- _OBJECTIVE_: Reproduce all lines of the listing below in which the word "Load" occurs.

- _PROVIDED RECORDS_:
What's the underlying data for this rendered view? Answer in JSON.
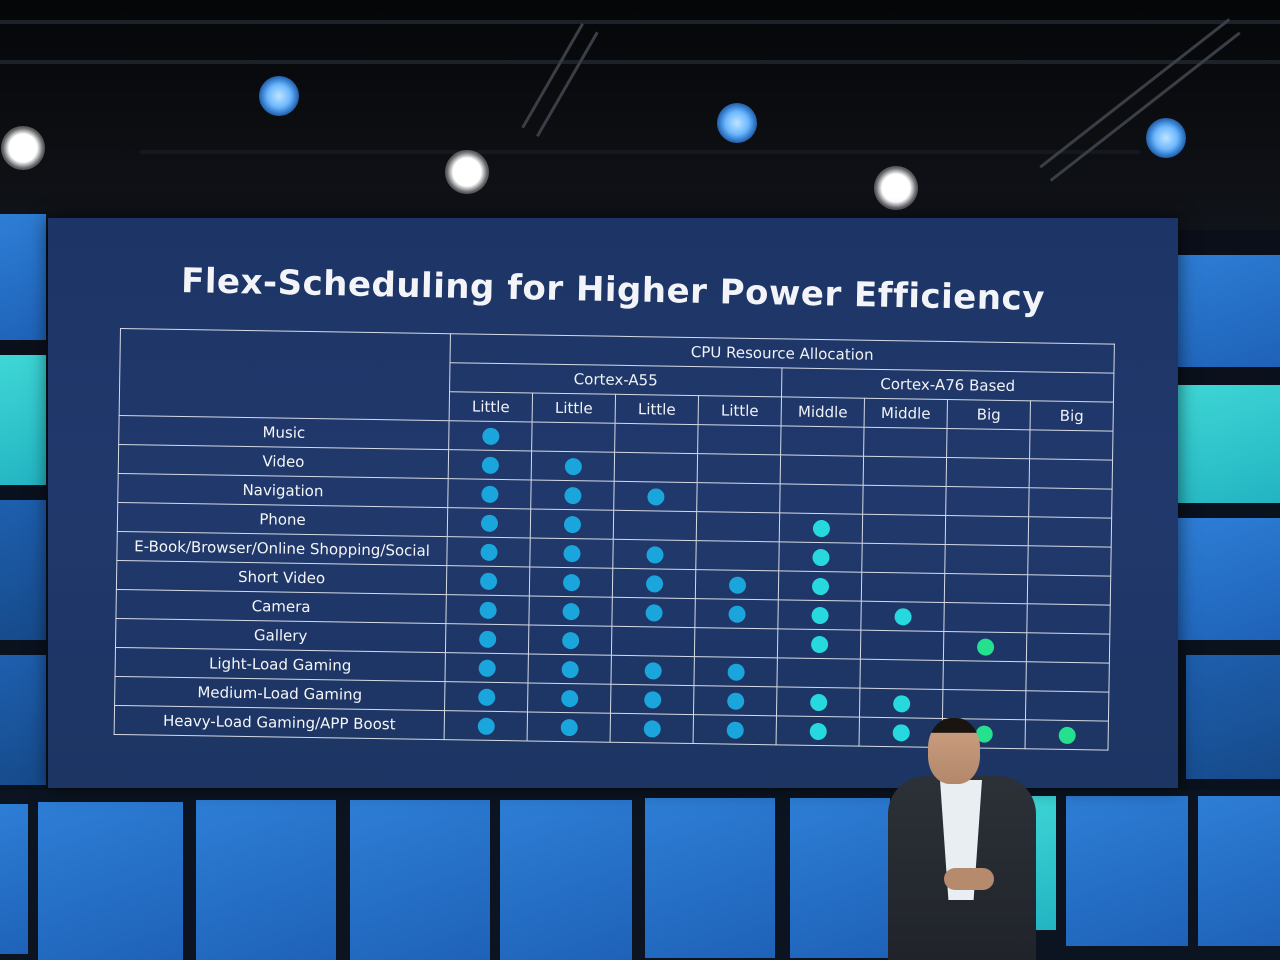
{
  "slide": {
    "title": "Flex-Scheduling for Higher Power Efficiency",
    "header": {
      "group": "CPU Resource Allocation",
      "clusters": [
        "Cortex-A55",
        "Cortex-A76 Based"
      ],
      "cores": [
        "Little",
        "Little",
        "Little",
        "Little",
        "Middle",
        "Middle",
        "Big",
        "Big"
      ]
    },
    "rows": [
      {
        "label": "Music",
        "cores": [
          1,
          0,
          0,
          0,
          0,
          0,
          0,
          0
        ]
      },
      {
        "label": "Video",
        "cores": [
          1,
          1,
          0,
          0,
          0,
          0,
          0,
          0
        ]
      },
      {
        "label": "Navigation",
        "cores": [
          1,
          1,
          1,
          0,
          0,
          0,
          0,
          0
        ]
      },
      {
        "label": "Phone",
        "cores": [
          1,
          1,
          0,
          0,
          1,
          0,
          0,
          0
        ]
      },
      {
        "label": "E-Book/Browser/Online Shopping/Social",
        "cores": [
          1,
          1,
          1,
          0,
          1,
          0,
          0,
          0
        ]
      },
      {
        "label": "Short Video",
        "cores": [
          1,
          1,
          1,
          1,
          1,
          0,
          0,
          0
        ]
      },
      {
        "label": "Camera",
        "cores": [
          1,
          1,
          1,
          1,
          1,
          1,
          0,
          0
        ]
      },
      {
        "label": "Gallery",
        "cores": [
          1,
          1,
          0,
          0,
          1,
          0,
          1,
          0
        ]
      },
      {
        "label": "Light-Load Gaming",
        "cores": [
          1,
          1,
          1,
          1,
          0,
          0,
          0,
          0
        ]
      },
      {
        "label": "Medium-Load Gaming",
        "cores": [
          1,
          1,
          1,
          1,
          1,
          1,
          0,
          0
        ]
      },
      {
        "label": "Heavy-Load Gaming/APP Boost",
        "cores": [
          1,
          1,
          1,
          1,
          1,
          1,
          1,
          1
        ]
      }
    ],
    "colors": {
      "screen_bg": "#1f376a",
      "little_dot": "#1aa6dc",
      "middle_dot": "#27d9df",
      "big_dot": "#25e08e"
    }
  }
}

- _RESULT OF THE TASK_:
        "label": "Light-Load Gaming",
        "label": "Medium-Load Gaming",
        "label": "Heavy-Load Gaming/APP Boost",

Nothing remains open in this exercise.